- Source excerpt -
** Begin **

4. OUR LORD'S USE OF THE BOOK.
We have seen, then, that the Book of Jonah is not actual history, but the enforcement of a profound religious truth nearer to the level of the New Testament than anything else in the Old, and cast in the form of Christ's own parables. The full proof of this can be made clear only by the detailed exposition of the book. There is, however, one other question, which is relevant to the argument. Christ Himself has employed the story of Jonah. Does His use of it involve His authority for the opinion that it is a story of real facts?
Two passages of the Gospels contain the words of our Lord upon Jonah: Matt. xii. 39, 41, and Luke xi. 29, 30.37A generation, wicked and adulterous, seeketh a sign, and sign shall not be given it, save the sign of the prophet Jonah. … The men of Niniveh shall stand up in the Judgment with this generation, and condemn it, for they repented at the preaching of Jonah, and behold, a greater than Jonah is here. This generation is an evil generation: it seeketh a sign; and sign shall not be given it, except the sign of Jonah. For as Jonah was a sign to the Ninivites, so also shall the Son of Man be to this generation.
These words, of course, are compatible with the opinion that the Book of Jonah is a record of real fact. The only question is, are they also compatible with the opinion that the Book of Jonah is a parable? Many say No; and they allege that those of us who hold this opinion are denying, or at least ignoring, the testimony of our Lord; or that we are taking away the whole force of the parallel which He drew. This is a question of interpretation, not of faith. We do not believe that our Lord had any thought of confirming or not confirming the historic character of the story. His purpose was purely one of exhortation, and we feel the grounds of that exhortation to be just as strong, when we have proven the Book of Jonah to be a parable. Christ is using an illustration: it surely matters not whether that illustration be drawn from the realms of fact or of poetry. Again and again in their discourses to the people do men use illustrations and enforcements drawn from traditions of the past. Do we, even when the historical value of these traditions is very ambiguous, give a single thought to the question of their historical character? We never think of it. It is enough for us that the tradition is popularly accepted and familiar. And we cannot deny to our Lord that which we claim for ourselves.38 Even conservative writers admit this. In his recent Introduction to Jonah Orelli says expressly: “It is not, indeed, proved with conclusive necessity that, if the resurrection of Jesus was a physical fact, Jonah's abode in the fish's belly must also be just as historical.”39
Upon the general question of our Lord's authority in matters of criticism, His own words with regard to personal questions may be appositely quoted: Man, who made Me a judge or divider over you? I am come not to judge … but to save. Such matters our Lord surely leaves to ourselves, and we have to decide them by our reason, our common-sense and our loyalty to truth—of all of which He Himself is the creator, and of which we shall have to render to Him an account at the last. Let us remember this, and we shall use them with equal liberty and reverence. Bringing every thought into subjection to Christ is surely just using our knowledge, our reason, and every other intellectual gift which He has given us, with the accuracy and the courage of His own Spirit.
5. THE UNITY OF THE BOOK.

** End **

- Short exercise 1 -
List the three things by which, according to the passage on our Lord's use of the Book of Jonah, we have to decide such matters.

- Materials provided -
** Begin **

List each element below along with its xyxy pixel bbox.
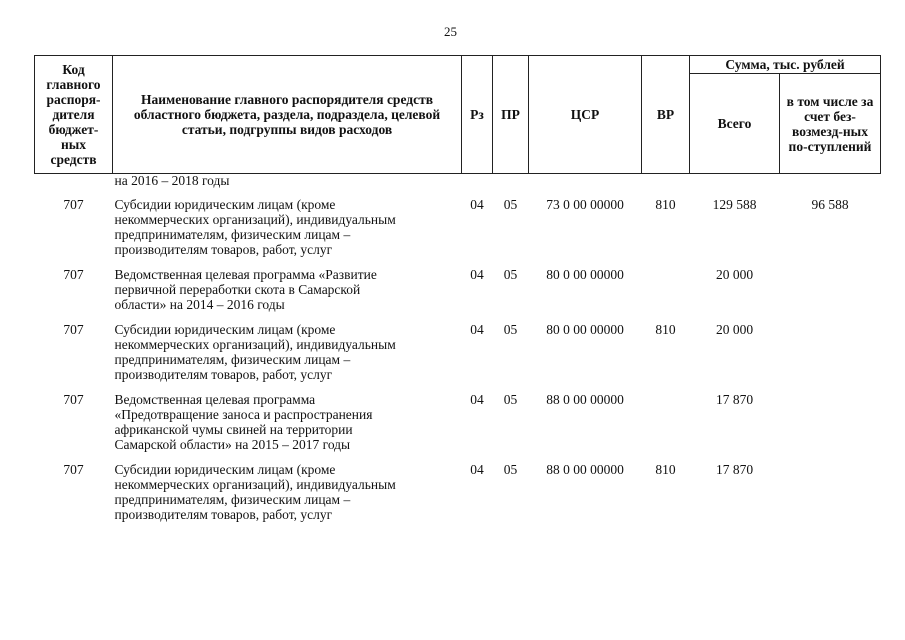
grants-cell [780, 312, 881, 382]
grants-cell [780, 452, 881, 522]
header-pr: ПР [493, 56, 529, 174]
name-text: Ведомственная целевая программа «Предотвращение заноса и распространения африканской чумы свиней на территории Самарской области» на 2015 – 2017 годы [114, 392, 373, 452]
table-row [35, 452, 881, 522]
rz-cell: 04 [470, 322, 484, 337]
pr-cell: 05 [503, 392, 518, 407]
code-cell: 707 [63, 392, 84, 407]
name-cell [113, 312, 462, 382]
page-number: 25 [444, 24, 457, 39]
budget-table [34, 55, 881, 522]
code-cell: 707 [63, 322, 84, 337]
table-row [35, 312, 881, 382]
pr-cell: 05 [503, 322, 518, 337]
csr-cell: 80 0 00 00000 [546, 267, 624, 282]
continuation-text: на 2016 – 2018 годы [114, 173, 230, 188]
name-text: Субсидии юридическим лицам (кроме некоммерческих организаций), индивидуальным предпринимателям, физическим лицам – производителям товаров, работ, услуг [114, 322, 396, 382]
rz-cell: 04 [470, 462, 484, 477]
csr-cell: 73 0 00 00000 [546, 197, 624, 212]
code-cell: 707 [63, 197, 84, 212]
header-grants: в том числе за счет без-возмезд-ных по-ступлений [780, 74, 881, 174]
rz-cell: 04 [470, 267, 484, 282]
csr-cell: 80 0 00 00000 [546, 322, 624, 337]
header-code: Код главного распоря-дителя бюджет-ных средств [35, 56, 113, 174]
csr-cell: 88 0 00 00000 [546, 392, 624, 407]
total-cell: 17 870 [715, 462, 754, 477]
table-row [35, 257, 881, 312]
vr-cell [642, 257, 690, 312]
code-cell: 707 [63, 462, 84, 477]
vr-cell: 810 [655, 197, 676, 212]
total-cell: 17 870 [715, 392, 754, 407]
pr-cell: 05 [503, 462, 518, 477]
header-name: Наименование главного распорядителя средств областного бюджета, раздела, подраздела, целевой статьи, подгруппы видов расходов [113, 56, 462, 174]
pr-cell: 05 [503, 197, 518, 212]
grants-cell [780, 382, 881, 452]
vr-cell: 810 [655, 462, 676, 477]
name-text: Субсидии юридическим лицам (кроме некоммерческих организаций), индивидуальным предпринимателям, физическим лицам – производителям товаров, работ, услуг [114, 462, 396, 522]
vr-cell: 810 [655, 322, 676, 337]
name-cell [113, 382, 462, 452]
csr-cell: 88 0 00 00000 [546, 462, 624, 477]
header-csr: ЦСР [529, 56, 642, 174]
vr-cell [642, 382, 690, 452]
header-vr: ВР [642, 56, 690, 174]
rz-cell: 04 [470, 197, 484, 212]
grants-cell [780, 257, 881, 312]
total-cell: 129 588 [712, 197, 757, 212]
pr-cell: 05 [503, 267, 518, 282]
name-cell [113, 257, 462, 312]
code-cell: 707 [63, 267, 84, 282]
continuation-row [35, 174, 881, 188]
name-cell [113, 187, 462, 257]
name-cell [113, 452, 462, 522]
name-text: Ведомственная целевая программа «Развитие первичной переработки скота в Самарской области» на 2014 – 2016 годы [114, 267, 377, 312]
name-text: Субсидии юридическим лицам (кроме некоммерческих организаций), индивидуальным предпринимателям, физическим лицам – производителям товаров, работ, услуг [114, 197, 396, 257]
header-total: Всего [690, 74, 780, 174]
header-rz: Рз [462, 56, 493, 174]
grants-cell: 96 588 [811, 197, 849, 212]
header-sum: Сумма, тыс. рублей [690, 56, 881, 74]
table-row [35, 382, 881, 452]
rz-cell: 04 [470, 392, 484, 407]
total-cell: 20 000 [715, 267, 754, 282]
total-cell: 20 000 [715, 322, 754, 337]
table-row [35, 187, 881, 257]
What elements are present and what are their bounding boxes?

** End **

- Short exercise 2 -
Print the part of the rows that opens with the line containing "grants-cell [780, 312, 881, 382]" and closes with the line containing "budget-table [34, 55, 881, 522]", including both of those lines.

- Output 1 -
our reason
our common-sense
our loyalty to truth

- Output 2 -
grants-cell [780, 312, 881, 382]
grants-cell [780, 452, 881, 522]
header-pr: ПР [493, 56, 529, 174]
name-text: Ведомственная целевая программа «Предотвращение заноса и распространения африканской чумы свиней на территории Самарской области» на 2015 – 2017 годы [114, 392, 373, 452]
table-row [35, 452, 881, 522]
rz-cell: 04 [470, 322, 484, 337]
pr-cell: 05 [503, 392, 518, 407]
code-cell: 707 [63, 392, 84, 407]
name-cell [113, 312, 462, 382]
page-number: 25 [444, 24, 457, 39]
budget-table [34, 55, 881, 522]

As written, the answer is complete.